(Set problem) Copy the data below exactly, omitting any picture it contains.

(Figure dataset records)
%%
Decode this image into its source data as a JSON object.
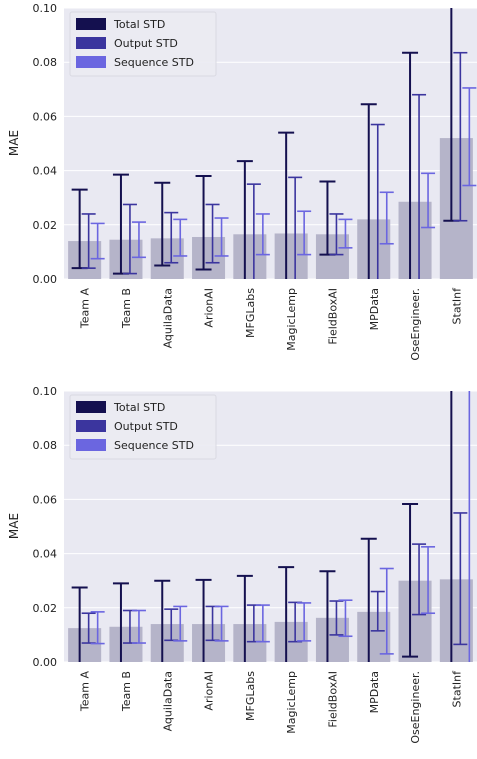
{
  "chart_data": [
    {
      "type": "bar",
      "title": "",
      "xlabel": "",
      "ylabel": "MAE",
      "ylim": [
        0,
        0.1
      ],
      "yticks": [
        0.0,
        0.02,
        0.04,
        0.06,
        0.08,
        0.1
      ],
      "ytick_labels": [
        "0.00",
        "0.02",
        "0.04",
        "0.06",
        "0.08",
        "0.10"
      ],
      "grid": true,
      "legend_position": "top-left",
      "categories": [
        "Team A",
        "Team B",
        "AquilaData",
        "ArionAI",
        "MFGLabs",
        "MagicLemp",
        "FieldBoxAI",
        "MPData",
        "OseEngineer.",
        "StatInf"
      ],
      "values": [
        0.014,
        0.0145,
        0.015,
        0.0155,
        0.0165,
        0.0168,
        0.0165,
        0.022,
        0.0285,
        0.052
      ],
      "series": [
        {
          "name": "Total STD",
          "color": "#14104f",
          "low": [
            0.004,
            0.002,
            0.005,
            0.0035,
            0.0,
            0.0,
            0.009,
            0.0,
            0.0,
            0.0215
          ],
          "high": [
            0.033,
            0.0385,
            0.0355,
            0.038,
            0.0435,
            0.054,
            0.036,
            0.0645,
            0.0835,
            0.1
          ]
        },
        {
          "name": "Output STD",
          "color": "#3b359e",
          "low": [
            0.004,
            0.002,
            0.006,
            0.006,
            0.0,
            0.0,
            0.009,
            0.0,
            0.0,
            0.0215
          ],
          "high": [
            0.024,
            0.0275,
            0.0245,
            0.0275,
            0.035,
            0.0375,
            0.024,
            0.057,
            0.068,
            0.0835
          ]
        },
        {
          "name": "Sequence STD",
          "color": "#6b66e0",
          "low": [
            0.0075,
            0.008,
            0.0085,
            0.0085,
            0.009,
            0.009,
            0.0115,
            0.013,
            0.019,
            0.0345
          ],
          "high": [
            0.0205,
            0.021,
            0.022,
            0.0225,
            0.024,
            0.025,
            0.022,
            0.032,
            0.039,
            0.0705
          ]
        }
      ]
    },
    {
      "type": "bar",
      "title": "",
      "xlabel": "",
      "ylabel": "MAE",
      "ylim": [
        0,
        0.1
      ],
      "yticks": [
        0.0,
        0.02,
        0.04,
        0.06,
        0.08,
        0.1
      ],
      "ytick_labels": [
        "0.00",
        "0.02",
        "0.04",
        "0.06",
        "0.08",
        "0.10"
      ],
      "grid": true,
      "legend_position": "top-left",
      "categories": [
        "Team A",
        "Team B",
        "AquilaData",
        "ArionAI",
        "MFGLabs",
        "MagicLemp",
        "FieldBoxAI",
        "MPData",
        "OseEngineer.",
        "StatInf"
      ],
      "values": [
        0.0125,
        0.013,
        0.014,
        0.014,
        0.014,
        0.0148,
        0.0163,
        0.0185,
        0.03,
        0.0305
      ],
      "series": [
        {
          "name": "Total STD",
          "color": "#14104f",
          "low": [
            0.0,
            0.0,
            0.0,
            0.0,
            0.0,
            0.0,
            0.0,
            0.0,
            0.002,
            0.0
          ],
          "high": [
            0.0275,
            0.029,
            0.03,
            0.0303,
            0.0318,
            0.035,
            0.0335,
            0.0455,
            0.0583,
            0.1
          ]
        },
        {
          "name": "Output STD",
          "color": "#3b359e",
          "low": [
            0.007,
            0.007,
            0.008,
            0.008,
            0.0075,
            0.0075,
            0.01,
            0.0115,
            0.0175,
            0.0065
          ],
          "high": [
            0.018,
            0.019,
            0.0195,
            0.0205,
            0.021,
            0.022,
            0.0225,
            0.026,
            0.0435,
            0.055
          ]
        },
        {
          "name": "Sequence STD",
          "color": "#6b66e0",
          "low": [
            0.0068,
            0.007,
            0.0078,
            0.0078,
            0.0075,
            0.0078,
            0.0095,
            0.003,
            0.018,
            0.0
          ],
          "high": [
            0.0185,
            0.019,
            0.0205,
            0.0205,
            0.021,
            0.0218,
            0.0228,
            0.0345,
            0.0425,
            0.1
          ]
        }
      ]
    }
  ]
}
%%
(Solution below)
Decode this image into its source data as a JSON object.
{
  "chart_data": [
    {
      "type": "bar",
      "title": "",
      "xlabel": "",
      "ylabel": "MAE",
      "ylim": [
        0,
        0.1
      ],
      "yticks": [
        0.0,
        0.02,
        0.04,
        0.06,
        0.08,
        0.1
      ],
      "ytick_labels": [
        "0.00",
        "0.02",
        "0.04",
        "0.06",
        "0.08",
        "0.10"
      ],
      "grid": true,
      "legend_position": "top-left",
      "categories": [
        "Team A",
        "Team B",
        "AquilaData",
        "ArionAI",
        "MFGLabs",
        "MagicLemp",
        "FieldBoxAI",
        "MPData",
        "OseEngineer.",
        "StatInf"
      ],
      "values": [
        0.014,
        0.0145,
        0.015,
        0.0155,
        0.0165,
        0.0168,
        0.0165,
        0.022,
        0.0285,
        0.052
      ],
      "series": [
        {
          "name": "Total STD",
          "color": "#14104f",
          "low": [
            0.004,
            0.002,
            0.005,
            0.0035,
            0.0,
            0.0,
            0.009,
            0.0,
            0.0,
            0.0215
          ],
          "high": [
            0.033,
            0.0385,
            0.0355,
            0.038,
            0.0435,
            0.054,
            0.036,
            0.0645,
            0.0835,
            0.1
          ]
        },
        {
          "name": "Output STD",
          "color": "#3b359e",
          "low": [
            0.004,
            0.002,
            0.006,
            0.006,
            0.0,
            0.0,
            0.009,
            0.0,
            0.0,
            0.0215
          ],
          "high": [
            0.024,
            0.0275,
            0.0245,
            0.0275,
            0.035,
            0.0375,
            0.024,
            0.057,
            0.068,
            0.0835
          ]
        },
        {
          "name": "Sequence STD",
          "color": "#6b66e0",
          "low": [
            0.0075,
            0.008,
            0.0085,
            0.0085,
            0.009,
            0.009,
            0.0115,
            0.013,
            0.019,
            0.0345
          ],
          "high": [
            0.0205,
            0.021,
            0.022,
            0.0225,
            0.024,
            0.025,
            0.022,
            0.032,
            0.039,
            0.0705
          ]
        }
      ]
    },
    {
      "type": "bar",
      "title": "",
      "xlabel": "",
      "ylabel": "MAE",
      "ylim": [
        0,
        0.1
      ],
      "yticks": [
        0.0,
        0.02,
        0.04,
        0.06,
        0.08,
        0.1
      ],
      "ytick_labels": [
        "0.00",
        "0.02",
        "0.04",
        "0.06",
        "0.08",
        "0.10"
      ],
      "grid": true,
      "legend_position": "top-left",
      "categories": [
        "Team A",
        "Team B",
        "AquilaData",
        "ArionAI",
        "MFGLabs",
        "MagicLemp",
        "FieldBoxAI",
        "MPData",
        "OseEngineer.",
        "StatInf"
      ],
      "values": [
        0.0125,
        0.013,
        0.014,
        0.014,
        0.014,
        0.0148,
        0.0163,
        0.0185,
        0.03,
        0.0305
      ],
      "series": [
        {
          "name": "Total STD",
          "color": "#14104f",
          "low": [
            0.0,
            0.0,
            0.0,
            0.0,
            0.0,
            0.0,
            0.0,
            0.0,
            0.002,
            0.0
          ],
          "high": [
            0.0275,
            0.029,
            0.03,
            0.0303,
            0.0318,
            0.035,
            0.0335,
            0.0455,
            0.0583,
            0.1
          ]
        },
        {
          "name": "Output STD",
          "color": "#3b359e",
          "low": [
            0.007,
            0.007,
            0.008,
            0.008,
            0.0075,
            0.0075,
            0.01,
            0.0115,
            0.0175,
            0.0065
          ],
          "high": [
            0.018,
            0.019,
            0.0195,
            0.0205,
            0.021,
            0.022,
            0.0225,
            0.026,
            0.0435,
            0.055
          ]
        },
        {
          "name": "Sequence STD",
          "color": "#6b66e0",
          "low": [
            0.0068,
            0.007,
            0.0078,
            0.0078,
            0.0075,
            0.0078,
            0.0095,
            0.003,
            0.018,
            0.0
          ],
          "high": [
            0.0185,
            0.019,
            0.0205,
            0.0205,
            0.021,
            0.0218,
            0.0228,
            0.0345,
            0.0425,
            0.1
          ]
        }
      ]
    }
  ]
}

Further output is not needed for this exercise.